* _Set problem_:
Return the full material exactly.
— START OF Provided data —
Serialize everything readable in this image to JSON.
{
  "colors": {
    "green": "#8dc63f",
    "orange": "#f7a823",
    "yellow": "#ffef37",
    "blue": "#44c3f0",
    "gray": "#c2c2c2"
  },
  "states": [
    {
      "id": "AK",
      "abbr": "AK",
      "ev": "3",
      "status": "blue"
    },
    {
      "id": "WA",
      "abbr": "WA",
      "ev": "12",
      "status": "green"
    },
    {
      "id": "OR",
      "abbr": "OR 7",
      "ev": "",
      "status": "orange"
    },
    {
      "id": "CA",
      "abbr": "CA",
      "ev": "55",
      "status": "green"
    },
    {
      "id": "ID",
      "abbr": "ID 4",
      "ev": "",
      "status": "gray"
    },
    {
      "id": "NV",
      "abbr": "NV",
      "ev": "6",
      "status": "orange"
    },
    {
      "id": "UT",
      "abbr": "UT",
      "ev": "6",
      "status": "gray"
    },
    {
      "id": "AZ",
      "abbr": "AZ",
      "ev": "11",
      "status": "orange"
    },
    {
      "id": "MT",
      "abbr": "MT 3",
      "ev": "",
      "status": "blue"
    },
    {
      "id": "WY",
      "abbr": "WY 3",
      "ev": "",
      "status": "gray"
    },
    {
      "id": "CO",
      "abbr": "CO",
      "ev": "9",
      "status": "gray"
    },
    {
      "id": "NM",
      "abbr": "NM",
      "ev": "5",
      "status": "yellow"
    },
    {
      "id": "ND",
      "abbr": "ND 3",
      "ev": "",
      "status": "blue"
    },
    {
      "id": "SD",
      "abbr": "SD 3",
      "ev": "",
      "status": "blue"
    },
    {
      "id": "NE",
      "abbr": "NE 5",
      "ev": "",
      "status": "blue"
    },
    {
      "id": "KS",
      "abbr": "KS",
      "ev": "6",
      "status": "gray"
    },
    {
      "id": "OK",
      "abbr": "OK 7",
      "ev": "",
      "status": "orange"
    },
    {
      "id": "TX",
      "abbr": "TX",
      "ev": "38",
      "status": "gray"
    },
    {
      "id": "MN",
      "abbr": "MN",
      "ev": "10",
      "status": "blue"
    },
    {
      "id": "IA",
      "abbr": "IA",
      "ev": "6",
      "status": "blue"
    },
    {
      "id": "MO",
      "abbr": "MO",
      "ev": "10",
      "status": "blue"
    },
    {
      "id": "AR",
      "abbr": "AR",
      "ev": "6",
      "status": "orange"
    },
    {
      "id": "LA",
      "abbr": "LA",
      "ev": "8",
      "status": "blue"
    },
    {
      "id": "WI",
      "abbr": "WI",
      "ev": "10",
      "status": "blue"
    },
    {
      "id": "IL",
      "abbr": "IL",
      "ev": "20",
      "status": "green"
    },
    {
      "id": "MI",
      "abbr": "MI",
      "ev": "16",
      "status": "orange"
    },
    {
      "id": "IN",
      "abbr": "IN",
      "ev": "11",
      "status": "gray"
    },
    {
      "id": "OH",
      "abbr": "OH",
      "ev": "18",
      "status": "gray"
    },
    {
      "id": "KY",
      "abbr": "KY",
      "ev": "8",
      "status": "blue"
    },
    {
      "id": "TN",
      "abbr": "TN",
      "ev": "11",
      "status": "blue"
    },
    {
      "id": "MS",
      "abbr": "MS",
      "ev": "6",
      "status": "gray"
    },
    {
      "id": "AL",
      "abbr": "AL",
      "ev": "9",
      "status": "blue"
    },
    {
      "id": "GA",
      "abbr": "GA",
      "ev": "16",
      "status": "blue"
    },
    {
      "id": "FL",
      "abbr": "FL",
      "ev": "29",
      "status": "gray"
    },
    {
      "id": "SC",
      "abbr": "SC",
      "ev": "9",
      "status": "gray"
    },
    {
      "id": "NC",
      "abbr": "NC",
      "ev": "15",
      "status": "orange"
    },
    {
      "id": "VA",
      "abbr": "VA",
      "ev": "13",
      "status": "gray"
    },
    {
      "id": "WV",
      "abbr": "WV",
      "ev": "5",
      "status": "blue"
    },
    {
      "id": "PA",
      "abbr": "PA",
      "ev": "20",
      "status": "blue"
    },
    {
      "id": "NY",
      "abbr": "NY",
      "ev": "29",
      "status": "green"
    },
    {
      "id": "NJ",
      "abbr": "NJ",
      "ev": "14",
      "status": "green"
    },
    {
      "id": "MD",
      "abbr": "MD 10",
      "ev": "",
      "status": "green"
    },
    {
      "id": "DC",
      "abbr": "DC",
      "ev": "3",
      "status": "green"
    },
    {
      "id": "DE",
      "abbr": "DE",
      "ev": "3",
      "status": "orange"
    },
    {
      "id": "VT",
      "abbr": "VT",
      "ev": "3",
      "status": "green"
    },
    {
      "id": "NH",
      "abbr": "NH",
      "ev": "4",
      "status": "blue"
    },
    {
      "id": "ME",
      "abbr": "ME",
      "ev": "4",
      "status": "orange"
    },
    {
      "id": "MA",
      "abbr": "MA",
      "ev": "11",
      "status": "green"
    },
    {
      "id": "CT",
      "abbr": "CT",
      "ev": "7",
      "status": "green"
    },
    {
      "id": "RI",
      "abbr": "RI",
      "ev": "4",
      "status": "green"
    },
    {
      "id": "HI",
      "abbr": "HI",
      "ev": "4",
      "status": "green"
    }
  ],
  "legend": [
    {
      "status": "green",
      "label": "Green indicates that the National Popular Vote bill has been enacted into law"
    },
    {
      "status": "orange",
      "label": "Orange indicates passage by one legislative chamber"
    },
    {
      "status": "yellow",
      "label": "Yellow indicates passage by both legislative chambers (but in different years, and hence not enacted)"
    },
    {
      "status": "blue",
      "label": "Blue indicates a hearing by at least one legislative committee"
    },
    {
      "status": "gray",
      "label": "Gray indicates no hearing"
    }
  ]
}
— END OF Provided data —
* _Solution to this problem_:
Serialize everything readable in this image to JSON.
{
  "colors": {
    "green": "#8dc63f",
    "orange": "#f7a823",
    "yellow": "#ffef37",
    "blue": "#44c3f0",
    "gray": "#c2c2c2"
  },
  "states": [
    {
      "id": "AK",
      "abbr": "AK",
      "ev": "3",
      "status": "blue"
    },
    {
      "id": "WA",
      "abbr": "WA",
      "ev": "12",
      "status": "green"
    },
    {
      "id": "OR",
      "abbr": "OR 7",
      "ev": "",
      "status": "orange"
    },
    {
      "id": "CA",
      "abbr": "CA",
      "ev": "55",
      "status": "green"
    },
    {
      "id": "ID",
      "abbr": "ID 4",
      "ev": "",
      "status": "gray"
    },
    {
      "id": "NV",
      "abbr": "NV",
      "ev": "6",
      "status": "orange"
    },
    {
      "id": "UT",
      "abbr": "UT",
      "ev": "6",
      "status": "gray"
    },
    {
      "id": "AZ",
      "abbr": "AZ",
      "ev": "11",
      "status": "orange"
    },
    {
      "id": "MT",
      "abbr": "MT 3",
      "ev": "",
      "status": "blue"
    },
    {
      "id": "WY",
      "abbr": "WY 3",
      "ev": "",
      "status": "gray"
    },
    {
      "id": "CO",
      "abbr": "CO",
      "ev": "9",
      "status": "gray"
    },
    {
      "id": "NM",
      "abbr": "NM",
      "ev": "5",
      "status": "yellow"
    },
    {
      "id": "ND",
      "abbr": "ND 3",
      "ev": "",
      "status": "blue"
    },
    {
      "id": "SD",
      "abbr": "SD 3",
      "ev": "",
      "status": "blue"
    },
    {
      "id": "NE",
      "abbr": "NE 5",
      "ev": "",
      "status": "blue"
    },
    {
      "id": "KS",
      "abbr": "KS",
      "ev": "6",
      "status": "gray"
    },
    {
      "id": "OK",
      "abbr": "OK 7",
      "ev": "",
      "status": "orange"
    },
    {
      "id": "TX",
      "abbr": "TX",
      "ev": "38",
      "status": "gray"
    },
    {
      "id": "MN",
      "abbr": "MN",
      "ev": "10",
      "status": "blue"
    },
    {
      "id": "IA",
      "abbr": "IA",
      "ev": "6",
      "status": "blue"
    },
    {
      "id": "MO",
      "abbr": "MO",
      "ev": "10",
      "status": "blue"
    },
    {
      "id": "AR",
      "abbr": "AR",
      "ev": "6",
      "status": "orange"
    },
    {
      "id": "LA",
      "abbr": "LA",
      "ev": "8",
      "status": "blue"
    },
    {
      "id": "WI",
      "abbr": "WI",
      "ev": "10",
      "status": "blue"
    },
    {
      "id": "IL",
      "abbr": "IL",
      "ev": "20",
      "status": "green"
    },
    {
      "id": "MI",
      "abbr": "MI",
      "ev": "16",
      "status": "orange"
    },
    {
      "id": "IN",
      "abbr": "IN",
      "ev": "11",
      "status": "gray"
    },
    {
      "id": "OH",
      "abbr": "OH",
      "ev": "18",
      "status": "gray"
    },
    {
      "id": "KY",
      "abbr": "KY",
      "ev": "8",
      "status": "blue"
    },
    {
      "id": "TN",
      "abbr": "TN",
      "ev": "11",
      "status": "blue"
    },
    {
      "id": "MS",
      "abbr": "MS",
      "ev": "6",
      "status": "gray"
    },
    {
      "id": "AL",
      "abbr": "AL",
      "ev": "9",
      "status": "blue"
    },
    {
      "id": "GA",
      "abbr": "GA",
      "ev": "16",
      "status": "blue"
    },
    {
      "id": "FL",
      "abbr": "FL",
      "ev": "29",
      "status": "gray"
    },
    {
      "id": "SC",
      "abbr": "SC",
      "ev": "9",
      "status": "gray"
    },
    {
      "id": "NC",
      "abbr": "NC",
      "ev": "15",
      "status": "orange"
    },
    {
      "id": "VA",
      "abbr": "VA",
      "ev": "13",
      "status": "gray"
    },
    {
      "id": "WV",
      "abbr": "WV",
      "ev": "5",
      "status": "blue"
    },
    {
      "id": "PA",
      "abbr": "PA",
      "ev": "20",
      "status": "blue"
    },
    {
      "id": "NY",
      "abbr": "NY",
      "ev": "29",
      "status": "green"
    },
    {
      "id": "NJ",
      "abbr": "NJ",
      "ev": "14",
      "status": "green"
    },
    {
      "id": "MD",
      "abbr": "MD 10",
      "ev": "",
      "status": "green"
    },
    {
      "id": "DC",
      "abbr": "DC",
      "ev": "3",
      "status": "green"
    },
    {
      "id": "DE",
      "abbr": "DE",
      "ev": "3",
      "status": "orange"
    },
    {
      "id": "VT",
      "abbr": "VT",
      "ev": "3",
      "status": "green"
    },
    {
      "id": "NH",
      "abbr": "NH",
      "ev": "4",
      "status": "blue"
    },
    {
      "id": "ME",
      "abbr": "ME",
      "ev": "4",
      "status": "orange"
    },
    {
      "id": "MA",
      "abbr": "MA",
      "ev": "11",
      "status": "green"
    },
    {
      "id": "CT",
      "abbr": "CT",
      "ev": "7",
      "status": "green"
    },
    {
      "id": "RI",
      "abbr": "RI",
      "ev": "4",
      "status": "green"
    },
    {
      "id": "HI",
      "abbr": "HI",
      "ev": "4",
      "status": "green"
    }
  ],
  "legend": [
    {
      "status": "green",
      "label": "Green indicates that the National Popular Vote bill has been enacted into law"
    },
    {
      "status": "orange",
      "label": "Orange indicates passage by one legislative chamber"
    },
    {
      "status": "yellow",
      "label": "Yellow indicates passage by both legislative chambers (but in different years, and hence not enacted)"
    },
    {
      "status": "blue",
      "label": "Blue indicates a hearing by at least one legislative committee"
    },
    {
      "status": "gray",
      "label": "Gray indicates no hearing"
    }
  ]
}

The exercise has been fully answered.